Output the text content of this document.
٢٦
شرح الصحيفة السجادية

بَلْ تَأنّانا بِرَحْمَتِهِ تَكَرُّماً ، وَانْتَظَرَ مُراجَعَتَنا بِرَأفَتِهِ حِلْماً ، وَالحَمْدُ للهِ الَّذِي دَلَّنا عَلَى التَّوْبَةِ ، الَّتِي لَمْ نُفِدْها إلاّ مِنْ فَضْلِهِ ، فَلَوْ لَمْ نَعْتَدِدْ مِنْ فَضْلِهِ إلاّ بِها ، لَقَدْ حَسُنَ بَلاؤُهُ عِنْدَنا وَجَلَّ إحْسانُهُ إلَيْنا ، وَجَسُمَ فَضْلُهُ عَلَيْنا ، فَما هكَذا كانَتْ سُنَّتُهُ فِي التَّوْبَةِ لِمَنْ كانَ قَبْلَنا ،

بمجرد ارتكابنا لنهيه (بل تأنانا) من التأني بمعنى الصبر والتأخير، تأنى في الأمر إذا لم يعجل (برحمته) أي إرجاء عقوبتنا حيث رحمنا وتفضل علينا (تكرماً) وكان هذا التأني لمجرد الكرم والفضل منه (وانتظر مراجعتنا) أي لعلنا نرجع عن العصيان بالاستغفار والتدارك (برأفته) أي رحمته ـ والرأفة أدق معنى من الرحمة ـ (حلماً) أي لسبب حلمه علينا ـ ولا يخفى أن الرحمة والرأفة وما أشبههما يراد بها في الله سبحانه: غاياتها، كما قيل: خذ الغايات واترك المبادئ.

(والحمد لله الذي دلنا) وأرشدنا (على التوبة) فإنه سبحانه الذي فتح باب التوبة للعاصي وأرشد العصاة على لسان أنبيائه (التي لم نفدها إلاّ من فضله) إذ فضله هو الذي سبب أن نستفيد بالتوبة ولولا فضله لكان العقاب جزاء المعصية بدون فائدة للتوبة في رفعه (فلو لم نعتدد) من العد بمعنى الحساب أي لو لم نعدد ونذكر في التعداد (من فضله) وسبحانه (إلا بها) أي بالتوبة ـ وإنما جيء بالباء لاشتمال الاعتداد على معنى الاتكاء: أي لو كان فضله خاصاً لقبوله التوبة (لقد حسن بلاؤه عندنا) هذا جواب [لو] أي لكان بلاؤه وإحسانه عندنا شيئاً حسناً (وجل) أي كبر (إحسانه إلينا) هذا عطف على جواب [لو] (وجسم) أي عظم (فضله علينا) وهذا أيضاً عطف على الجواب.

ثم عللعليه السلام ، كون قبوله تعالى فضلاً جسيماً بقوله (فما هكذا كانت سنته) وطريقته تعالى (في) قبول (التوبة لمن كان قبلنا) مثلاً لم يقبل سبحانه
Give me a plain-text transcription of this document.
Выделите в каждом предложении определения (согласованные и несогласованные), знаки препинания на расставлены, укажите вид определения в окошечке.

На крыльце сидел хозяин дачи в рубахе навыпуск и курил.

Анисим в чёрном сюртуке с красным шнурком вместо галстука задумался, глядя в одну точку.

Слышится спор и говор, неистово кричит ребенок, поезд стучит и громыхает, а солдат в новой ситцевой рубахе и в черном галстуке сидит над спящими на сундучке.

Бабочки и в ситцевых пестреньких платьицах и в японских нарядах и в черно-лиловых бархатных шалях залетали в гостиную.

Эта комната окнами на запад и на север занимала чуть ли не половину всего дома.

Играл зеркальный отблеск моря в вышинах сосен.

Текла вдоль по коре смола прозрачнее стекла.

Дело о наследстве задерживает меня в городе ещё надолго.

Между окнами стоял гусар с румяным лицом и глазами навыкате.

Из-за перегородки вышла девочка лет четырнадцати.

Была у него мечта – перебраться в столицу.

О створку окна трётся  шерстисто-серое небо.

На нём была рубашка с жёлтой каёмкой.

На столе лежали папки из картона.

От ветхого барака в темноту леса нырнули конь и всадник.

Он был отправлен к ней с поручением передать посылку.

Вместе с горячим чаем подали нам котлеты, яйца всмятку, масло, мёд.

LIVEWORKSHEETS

Task to complete:
Nothing should be left out: repeat all of the data exactly.

Response to this task:
Output the text content of this document.
٢٦
شرح الصحيفة السجادية

بَلْ تَأنّانا بِرَحْمَتِهِ تَكَرُّماً ، وَانْتَظَرَ مُراجَعَتَنا بِرَأفَتِهِ حِلْماً ، وَالحَمْدُ للهِ الَّذِي دَلَّنا عَلَى التَّوْبَةِ ، الَّتِي لَمْ نُفِدْها إلاّ مِنْ فَضْلِهِ ، فَلَوْ لَمْ نَعْتَدِدْ مِنْ فَضْلِهِ إلاّ بِها ، لَقَدْ حَسُنَ بَلاؤُهُ عِنْدَنا وَجَلَّ إحْسانُهُ إلَيْنا ، وَجَسُمَ فَضْلُهُ عَلَيْنا ، فَما هكَذا كانَتْ سُنَّتُهُ فِي التَّوْبَةِ لِمَنْ كانَ قَبْلَنا ،

بمجرد ارتكابنا لنهيه (بل تأنانا) من التأني بمعنى الصبر والتأخير، تأنى في الأمر إذا لم يعجل (برحمته) أي إرجاء عقوبتنا حيث رحمنا وتفضل علينا (تكرماً) وكان هذا التأني لمجرد الكرم والفضل منه (وانتظر مراجعتنا) أي لعلنا نرجع عن العصيان بالاستغفار والتدارك (برأفته) أي رحمته ـ والرأفة أدق معنى من الرحمة ـ (حلماً) أي لسبب حلمه علينا ـ ولا يخفى أن الرحمة والرأفة وما أشبههما يراد بها في الله سبحانه: غاياتها، كما قيل: خذ الغايات واترك المبادئ.

(والحمد لله الذي دلنا) وأرشدنا (على التوبة) فإنه سبحانه الذي فتح باب التوبة للعاصي وأرشد العصاة على لسان أنبيائه (التي لم نفدها إلاّ من فضله) إذ فضله هو الذي سبب أن نستفيد بالتوبة ولولا فضله لكان العقاب جزاء المعصية بدون فائدة للتوبة في رفعه (فلو لم نعتدد) من العد بمعنى الحساب أي لو لم نعدد ونذكر في التعداد (من فضله) وسبحانه (إلا بها) أي بالتوبة ـ وإنما جيء بالباء لاشتمال الاعتداد على معنى الاتكاء: أي لو كان فضله خاصاً لقبوله التوبة (لقد حسن بلاؤه عندنا) هذا جواب [لو] أي لكان بلاؤه وإحسانه عندنا شيئاً حسناً (وجل) أي كبر (إحسانه إلينا) هذا عطف على جواب [لو] (وجسم) أي عظم (فضله علينا) وهذا أيضاً عطف على الجواب.

ثم عللعليه السلام ، كون قبوله تعالى فضلاً جسيماً بقوله (فما هكذا كانت سنته) وطريقته تعالى (في) قبول (التوبة لمن كان قبلنا) مثلاً لم يقبل سبحانه
Give me a plain-text transcription of this document.
Выделите в каждом предложении определения (согласованные и несогласованные), знаки препинания на расставлены, укажите вид определения в окошечке.

На крыльце сидел хозяин дачи в рубахе навыпуск и курил.

Анисим в чёрном сюртуке с красным шнурком вместо галстука задумался, глядя в одну точку.

Слышится спор и говор, неистово кричит ребенок, поезд стучит и громыхает, а солдат в новой ситцевой рубахе и в черном галстуке сидит над спящими на сундучке.

Бабочки и в ситцевых пестреньких платьицах и в японских нарядах и в черно-лиловых бархатных шалях залетали в гостиную.

Эта комната окнами на запад и на север занимала чуть ли не половину всего дома.

Играл зеркальный отблеск моря в вышинах сосен.

Текла вдоль по коре смола прозрачнее стекла.

Дело о наследстве задерживает меня в городе ещё надолго.

Между окнами стоял гусар с румяным лицом и глазами навыкате.

Из-за перегородки вышла девочка лет четырнадцати.

Была у него мечта – перебраться в столицу.

О створку окна трётся  шерстисто-серое небо.

На нём была рубашка с жёлтой каёмкой.

На столе лежали папки из картона.

От ветхого барака в темноту леса нырнули конь и всадник.

Он был отправлен к ней с поручением передать посылку.

Вместе с горячим чаем подали нам котлеты, яйца всмятку, масло, мёд.

LIVEWORKSHEETS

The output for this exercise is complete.